-------- Supplied records --------

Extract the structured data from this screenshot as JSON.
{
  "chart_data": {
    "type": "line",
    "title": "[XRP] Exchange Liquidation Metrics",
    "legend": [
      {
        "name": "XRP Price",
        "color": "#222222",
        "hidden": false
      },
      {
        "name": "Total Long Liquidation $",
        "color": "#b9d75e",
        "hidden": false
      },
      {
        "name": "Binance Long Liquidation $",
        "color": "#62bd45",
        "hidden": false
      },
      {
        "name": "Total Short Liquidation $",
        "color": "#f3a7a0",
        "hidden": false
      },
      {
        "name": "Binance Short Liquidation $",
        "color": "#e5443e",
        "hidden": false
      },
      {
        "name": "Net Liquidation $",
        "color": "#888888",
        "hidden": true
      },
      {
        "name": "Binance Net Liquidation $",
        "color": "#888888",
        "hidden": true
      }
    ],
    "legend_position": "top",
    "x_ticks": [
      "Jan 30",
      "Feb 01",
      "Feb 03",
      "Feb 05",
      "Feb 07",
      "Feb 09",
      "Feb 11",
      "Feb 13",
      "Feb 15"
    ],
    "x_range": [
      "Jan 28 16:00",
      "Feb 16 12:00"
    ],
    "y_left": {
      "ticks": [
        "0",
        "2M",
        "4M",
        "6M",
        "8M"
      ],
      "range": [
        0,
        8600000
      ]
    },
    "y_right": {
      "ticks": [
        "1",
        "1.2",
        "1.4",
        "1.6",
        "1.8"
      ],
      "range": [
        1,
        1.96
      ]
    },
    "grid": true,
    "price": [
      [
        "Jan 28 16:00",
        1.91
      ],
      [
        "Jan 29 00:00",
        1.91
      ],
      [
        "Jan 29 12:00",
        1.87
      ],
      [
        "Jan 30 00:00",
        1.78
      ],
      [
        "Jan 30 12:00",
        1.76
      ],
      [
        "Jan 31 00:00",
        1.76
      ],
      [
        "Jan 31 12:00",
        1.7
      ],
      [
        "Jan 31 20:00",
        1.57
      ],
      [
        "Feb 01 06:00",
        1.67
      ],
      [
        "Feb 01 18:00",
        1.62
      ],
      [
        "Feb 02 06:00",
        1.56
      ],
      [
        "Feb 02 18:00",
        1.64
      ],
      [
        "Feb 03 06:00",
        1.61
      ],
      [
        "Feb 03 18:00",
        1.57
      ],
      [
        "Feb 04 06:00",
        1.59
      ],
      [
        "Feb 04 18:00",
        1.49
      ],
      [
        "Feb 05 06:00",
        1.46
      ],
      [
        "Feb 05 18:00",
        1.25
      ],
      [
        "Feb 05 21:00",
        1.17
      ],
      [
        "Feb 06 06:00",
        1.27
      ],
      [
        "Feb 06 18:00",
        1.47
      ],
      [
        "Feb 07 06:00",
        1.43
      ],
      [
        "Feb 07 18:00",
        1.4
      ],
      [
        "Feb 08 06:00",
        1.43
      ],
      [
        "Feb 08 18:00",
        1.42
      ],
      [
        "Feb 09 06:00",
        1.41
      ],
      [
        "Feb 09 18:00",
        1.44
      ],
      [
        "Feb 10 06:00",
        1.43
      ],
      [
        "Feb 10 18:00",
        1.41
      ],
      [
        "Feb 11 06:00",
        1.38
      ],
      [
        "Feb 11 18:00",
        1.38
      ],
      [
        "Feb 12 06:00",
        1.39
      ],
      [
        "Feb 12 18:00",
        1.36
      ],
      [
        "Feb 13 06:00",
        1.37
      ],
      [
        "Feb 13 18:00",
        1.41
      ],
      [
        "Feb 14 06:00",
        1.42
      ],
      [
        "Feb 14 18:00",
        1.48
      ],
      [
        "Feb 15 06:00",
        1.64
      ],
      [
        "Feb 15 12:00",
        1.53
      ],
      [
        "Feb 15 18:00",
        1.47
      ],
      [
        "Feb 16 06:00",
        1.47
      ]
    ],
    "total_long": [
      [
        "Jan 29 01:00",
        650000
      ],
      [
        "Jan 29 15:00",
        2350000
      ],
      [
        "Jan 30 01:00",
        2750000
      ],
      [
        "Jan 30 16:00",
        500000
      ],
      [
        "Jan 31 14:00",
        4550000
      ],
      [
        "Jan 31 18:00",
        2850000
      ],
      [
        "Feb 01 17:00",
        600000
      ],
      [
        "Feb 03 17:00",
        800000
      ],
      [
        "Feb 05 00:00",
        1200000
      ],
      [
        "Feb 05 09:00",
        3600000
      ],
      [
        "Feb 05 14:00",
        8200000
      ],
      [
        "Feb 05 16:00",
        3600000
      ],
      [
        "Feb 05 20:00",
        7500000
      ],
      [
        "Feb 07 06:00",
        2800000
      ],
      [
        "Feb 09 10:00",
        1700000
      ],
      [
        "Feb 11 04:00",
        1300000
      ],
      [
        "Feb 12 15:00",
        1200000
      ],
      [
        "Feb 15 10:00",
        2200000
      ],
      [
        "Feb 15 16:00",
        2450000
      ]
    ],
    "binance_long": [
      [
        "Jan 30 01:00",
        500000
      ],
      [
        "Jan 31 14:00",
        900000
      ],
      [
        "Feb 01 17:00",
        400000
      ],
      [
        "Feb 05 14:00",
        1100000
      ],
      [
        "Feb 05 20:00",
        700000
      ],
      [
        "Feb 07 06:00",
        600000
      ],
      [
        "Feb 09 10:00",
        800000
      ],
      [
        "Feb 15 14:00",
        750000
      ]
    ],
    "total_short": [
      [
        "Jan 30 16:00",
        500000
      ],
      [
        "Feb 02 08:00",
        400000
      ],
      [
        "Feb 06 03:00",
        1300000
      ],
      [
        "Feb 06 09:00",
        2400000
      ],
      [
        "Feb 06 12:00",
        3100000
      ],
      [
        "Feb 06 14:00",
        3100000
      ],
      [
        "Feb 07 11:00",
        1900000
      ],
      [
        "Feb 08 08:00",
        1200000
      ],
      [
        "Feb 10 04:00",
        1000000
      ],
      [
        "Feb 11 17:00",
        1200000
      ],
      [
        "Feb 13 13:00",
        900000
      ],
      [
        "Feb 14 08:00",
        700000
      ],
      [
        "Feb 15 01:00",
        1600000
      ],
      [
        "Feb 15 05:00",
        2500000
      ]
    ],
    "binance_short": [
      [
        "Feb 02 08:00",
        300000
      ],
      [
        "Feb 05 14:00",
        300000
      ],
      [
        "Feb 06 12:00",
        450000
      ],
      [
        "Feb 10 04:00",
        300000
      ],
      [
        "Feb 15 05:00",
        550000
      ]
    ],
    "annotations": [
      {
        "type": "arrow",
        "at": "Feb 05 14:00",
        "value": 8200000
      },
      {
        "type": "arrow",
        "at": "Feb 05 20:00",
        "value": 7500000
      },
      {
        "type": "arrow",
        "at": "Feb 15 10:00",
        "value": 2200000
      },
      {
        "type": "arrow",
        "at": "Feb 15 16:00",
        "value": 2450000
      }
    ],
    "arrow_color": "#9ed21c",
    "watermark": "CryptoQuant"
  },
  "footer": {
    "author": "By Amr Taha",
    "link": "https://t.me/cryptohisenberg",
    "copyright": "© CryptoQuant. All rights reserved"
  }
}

--------

## Task objective
Search the data above for the word "name", then gather each line in which it appears.

## Full solution
        "name": "XRP Price",
        "name": "Total Long Liquidation $",
        "name": "Binance Long Liquidation $",
        "name": "Total Short Liquidation $",
        "name": "Binance Short Liquidation $",
        "name": "Net Liquidation $",
        "name": "Binance Net Liquidation $",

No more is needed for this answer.